— begin Provided records —

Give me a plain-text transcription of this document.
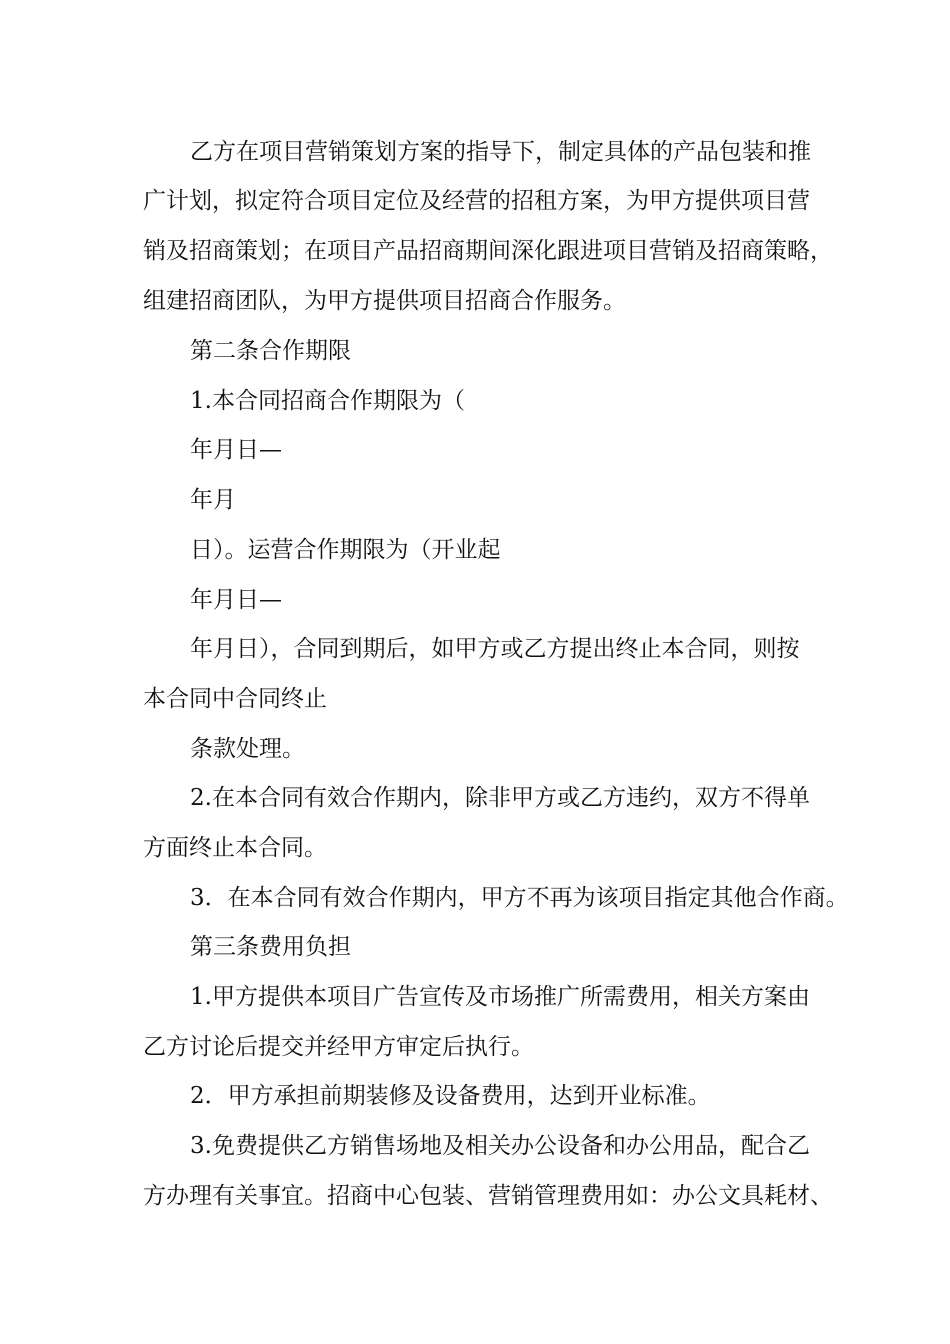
乙方在项目营销策划方案的指导下，制定具体的产品包装和推
广计划，拟定符合项目定位及经营的招租方案，为甲方提供项目营
销及招商策划；在项目产品招商期间深化跟进项目营销及招商策略，
组建招商团队，为甲方提供项目招商合作服务。
第二条合作期限
1.本合同招商合作期限为（
年月日—
年月
日）。运营合作期限为（开业起
年月日—
年月日），合同到期后，如甲方或乙方提出终止本合同，则按
本合同中合同终止
条款处理。
2.在本合同有效合作期内，除非甲方或乙方违约，双方不得单
方面终止本合同。
3．在本合同有效合作期内，甲方不再为该项目指定其他合作商。
第三条费用负担
1.甲方提供本项目广告宣传及市场推广所需费用，相关方案由
乙方讨论后提交并经甲方审定后执行。
2．甲方承担前期装修及设备费用，达到开业标准。
3.免费提供乙方销售场地及相关办公设备和办公用品，配合乙
方办理有关事宜。招商中心包装、营销管理费用如：办公文具耗材、
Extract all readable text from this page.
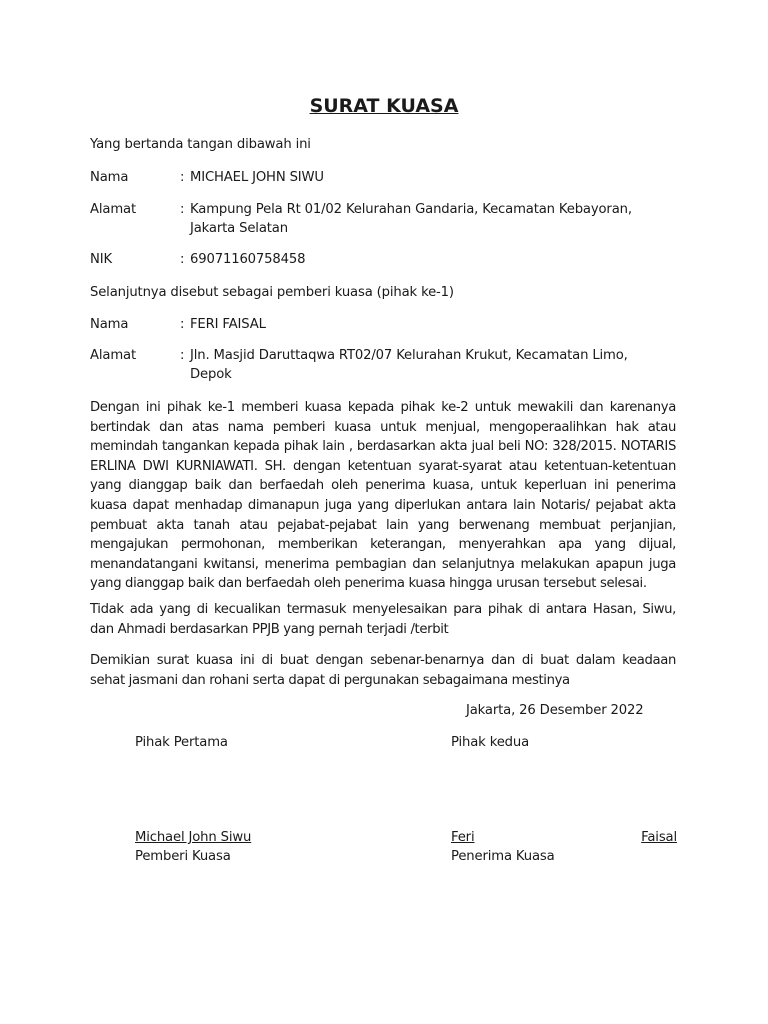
SURAT KUASA
Yang bertanda tangan dibawah ini
Nama	: MICHAEL JOHN SIWU
Alamat	: Kampung Pela Rt 01/02 Kelurahan Gandaria, Kecamatan Kebayoran,
Jakarta Selatan
NIK	: 69071160758458
Selanjutnya disebut sebagai pemberi kuasa (pihak ke-1)
Nama	: FERI FAISAL
Alamat	: Jln. Masjid Daruttaqwa RT02/07 Kelurahan Krukut, Kecamatan Limo,
Depok
Dengan ini pihak ke-1 memberi kuasa kepada pihak ke-2 untuk mewakili dan karenanya bertindak dan atas nama pemberi kuasa untuk menjual, mengoperaalihkan hak atau memindah tangankan kepada pihak lain , berdasarkan akta jual beli NO: 328/2015. NOTARIS ERLINA DWI KURNIAWATI. SH. dengan ketentuan syarat-syarat atau ketentuan-ketentuan yang dianggap baik dan berfaedah oleh penerima kuasa, untuk keperluan ini penerima kuasa dapat menhadap dimanapun juga yang diperlukan antara lain Notaris/ pejabat akta pembuat akta tanah atau pejabat-pejabat lain yang berwenang membuat perjanjian, mengajukan permohonan, memberikan keterangan, menyerahkan apa yang dijual, menandatangani kwitansi, menerima pembagian dan selanjutnya melakukan apapun juga yang dianggap baik dan berfaedah oleh penerima kuasa hingga urusan tersebut selesai.
Tidak ada yang di kecualikan termasuk menyelesaikan para pihak di antara Hasan, Siwu, dan Ahmadi berdasarkan PPJB yang pernah terjadi /terbit
Demikian surat kuasa ini di buat dengan sebenar-benarnya dan di buat dalam keadaan sehat jasmani dan rohani serta dapat di pergunakan sebagaimana mestinya
Jakarta, 26 Desember 2022
Pihak Pertama	Pihak kedua
Michael John Siwu	Feri	Faisal
Pemberi Kuasa	Penerima Kuasa
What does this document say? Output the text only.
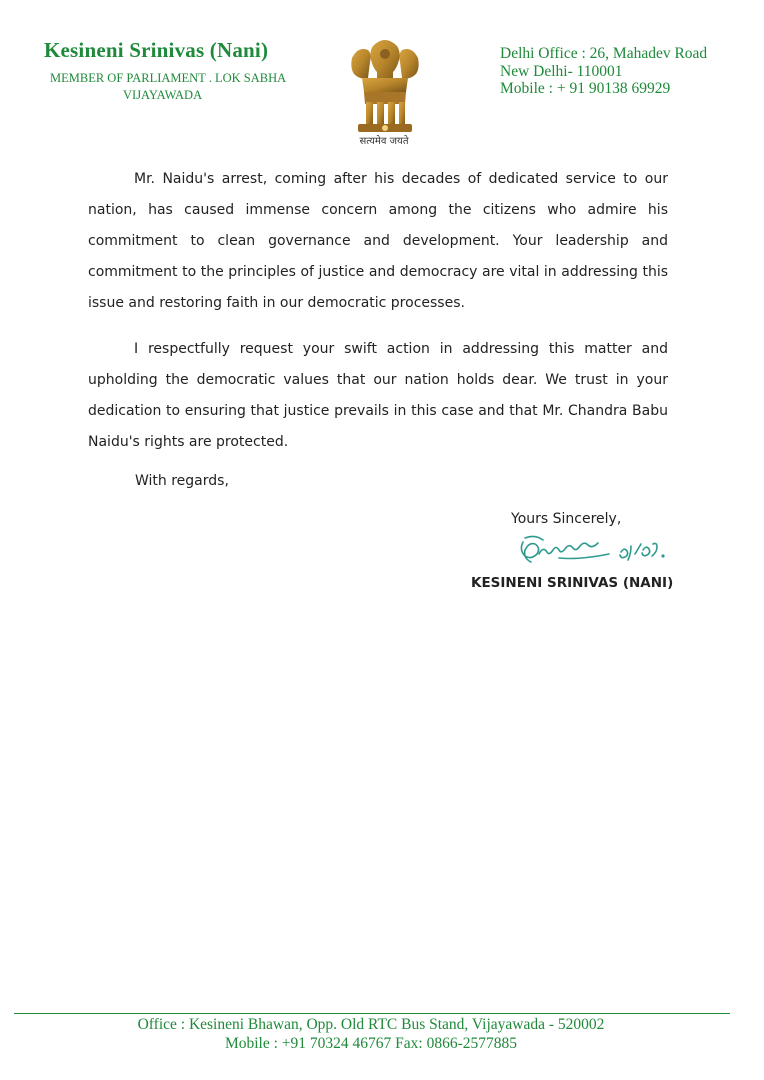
Kesineni Srinivas (Nani)
MEMBER OF PARLIAMENT . LOK SABHA
VIJAYAWADA
सत्यमेव जयते
Delhi Office : 26, Mahadev Road
New Delhi- 110001
Mobile : + 91 90138 69929

Mr. Naidu's arrest, coming after his decades of dedicated service to our nation, has caused immense concern among the citizens who admire his commitment to clean governance and development. Your leadership and commitment to the principles of justice and democracy are vital in addressing this issue and restoring faith in our democratic processes.

I respectfully request your swift action in addressing this matter and upholding the democratic values that our nation holds dear. We trust in your dedication to ensuring that justice prevails in this case and that Mr. Chandra Babu Naidu's rights are protected.

With regards,
Yours Sincerely,
KESINENI SRINIVAS (NANI)
Office : Kesineni Bhawan, Opp. Old RTC Bus Stand, Vijayawada - 520002
Mobile : +91 70324 46767 Fax: 0866-2577885
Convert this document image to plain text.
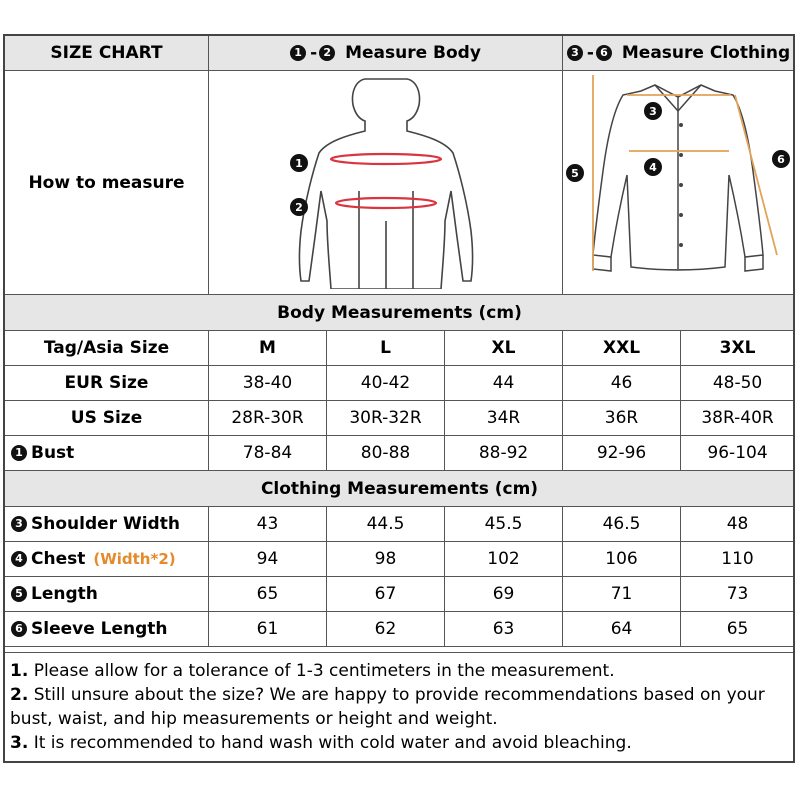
SIZE CHART	1 - 2 Measure Body			3 - 6 Measure Clothing	
How to measure	1
2			3
4
5
6	

Body Measurements (cm)					
Tag/Asia Size	M	L	XL	XXL	3XL
EUR Size	38-40	40-42	44	46	48-50
US Size	28R-30R	30R-32R	34R	36R	38R-40R
1 Bust	78-84	80-88	88-92	92-96	96-104
Clothing Measurements (cm)					
3 Shoulder Width	43	44.5	45.5	46.5	48
4 Chest (Width*2)	94	98	102	106	110
5 Length	65	67	69	71	73
6 Sleeve Length	61	62	63	64	65
1. Please allow for a tolerance of 1-3 centimeters in the measurement.
2. Still unsure about the size? We are happy to provide recommendations based on your bust, waist, and hip measurements or height and weight.
3. It is recommended to hand wash with cold water and avoid bleaching.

— end Provided records —

Written exercise
Output every entry word for word, but omit the pictures.

Result of this task
Give me a plain-text transcription of this document.
乙方在项目营销策划方案的指导下，制定具体的产品包装和推
广计划，拟定符合项目定位及经营的招租方案，为甲方提供项目营
销及招商策划；在项目产品招商期间深化跟进项目营销及招商策略，
组建招商团队，为甲方提供项目招商合作服务。
第二条合作期限
1.本合同招商合作期限为（
年月日—
年月
日）。运营合作期限为（开业起
年月日—
年月日），合同到期后，如甲方或乙方提出终止本合同，则按
本合同中合同终止
条款处理。
2.在本合同有效合作期内，除非甲方或乙方违约，双方不得单
方面终止本合同。
3．在本合同有效合作期内，甲方不再为该项目指定其他合作商。
第三条费用负担
1.甲方提供本项目广告宣传及市场推广所需费用，相关方案由
乙方讨论后提交并经甲方审定后执行。
2．甲方承担前期装修及设备费用，达到开业标准。
3.免费提供乙方销售场地及相关办公设备和办公用品，配合乙
方办理有关事宜。招商中心包装、营销管理费用如：办公文具耗材、
Extract all readable text from this page.
SURAT KUASA
Yang bertanda tangan dibawah ini
Nama	: MICHAEL JOHN SIWU
Alamat	: Kampung Pela Rt 01/02 Kelurahan Gandaria, Kecamatan Kebayoran,
Jakarta Selatan
NIK	: 69071160758458
Selanjutnya disebut sebagai pemberi kuasa (pihak ke-1)
Nama	: FERI FAISAL
Alamat	: Jln. Masjid Daruttaqwa RT02/07 Kelurahan Krukut, Kecamatan Limo,
Depok
Dengan ini pihak ke-1 memberi kuasa kepada pihak ke-2 untuk mewakili dan karenanya bertindak dan atas nama pemberi kuasa untuk menjual, mengoperaalihkan hak atau memindah tangankan kepada pihak lain , berdasarkan akta jual beli NO: 328/2015. NOTARIS ERLINA DWI KURNIAWATI. SH. dengan ketentuan syarat-syarat atau ketentuan-ketentuan yang dianggap baik dan berfaedah oleh penerima kuasa, untuk keperluan ini penerima kuasa dapat menhadap dimanapun juga yang diperlukan antara lain Notaris/ pejabat akta pembuat akta tanah atau pejabat-pejabat lain yang berwenang membuat perjanjian, mengajukan permohonan, memberikan keterangan, menyerahkan apa yang dijual, menandatangani kwitansi, menerima pembagian dan selanjutnya melakukan apapun juga yang dianggap baik dan berfaedah oleh penerima kuasa hingga urusan tersebut selesai.
Tidak ada yang di kecualikan termasuk menyelesaikan para pihak di antara Hasan, Siwu, dan Ahmadi berdasarkan PPJB yang pernah terjadi /terbit
Demikian surat kuasa ini di buat dengan sebenar-benarnya dan di buat dalam keadaan sehat jasmani dan rohani serta dapat di pergunakan sebagaimana mestinya
Jakarta, 26 Desember 2022
Pihak Pertama	Pihak kedua
Michael John Siwu	Feri	Faisal
Pemberi Kuasa	Penerima Kuasa
What does this document say? Output the text only.
Kesineni Srinivas (Nani)
MEMBER OF PARLIAMENT . LOK SABHA
VIJAYAWADA
सत्यमेव जयते
Delhi Office : 26, Mahadev Road
New Delhi- 110001
Mobile : + 91 90138 69929

Mr. Naidu's arrest, coming after his decades of dedicated service to our nation, has caused immense concern among the citizens who admire his commitment to clean governance and development. Your leadership and commitment to the principles of justice and democracy are vital in addressing this issue and restoring faith in our democratic processes.

I respectfully request your swift action in addressing this matter and upholding the democratic values that our nation holds dear. We trust in your dedication to ensuring that justice prevails in this case and that Mr. Chandra Babu Naidu's rights are protected.

With regards,
Yours Sincerely,
KESINENI SRINIVAS (NANI)
Office : Kesineni Bhawan, Opp. Old RTC Bus Stand, Vijayawada - 520002
Mobile : +91 70324 46767 Fax: 0866-2577885
Convert this document image to plain text.
SIZE CHART	1 - 2 Measure Body			3 - 6 Measure Clothing	
How to measure	1
2			3
4
5
6	

Body Measurements (cm)					
Tag/Asia Size	M	L	XL	XXL	3XL
EUR Size	38-40	40-42	44	46	48-50
US Size	28R-30R	30R-32R	34R	36R	38R-40R
1 Bust	78-84	80-88	88-92	92-96	96-104
Clothing Measurements (cm)					
3 Shoulder Width	43	44.5	45.5	46.5	48
4 Chest (Width*2)	94	98	102	106	110
5 Length	65	67	69	71	73
6 Sleeve Length	61	62	63	64	65
1. Please allow for a tolerance of 1-3 centimeters in the measurement.
2. Still unsure about the size? We are happy to provide recommendations based on your bust, waist, and hip measurements or height and weight.
3. It is recommended to hand wash with cold water and avoid bleaching.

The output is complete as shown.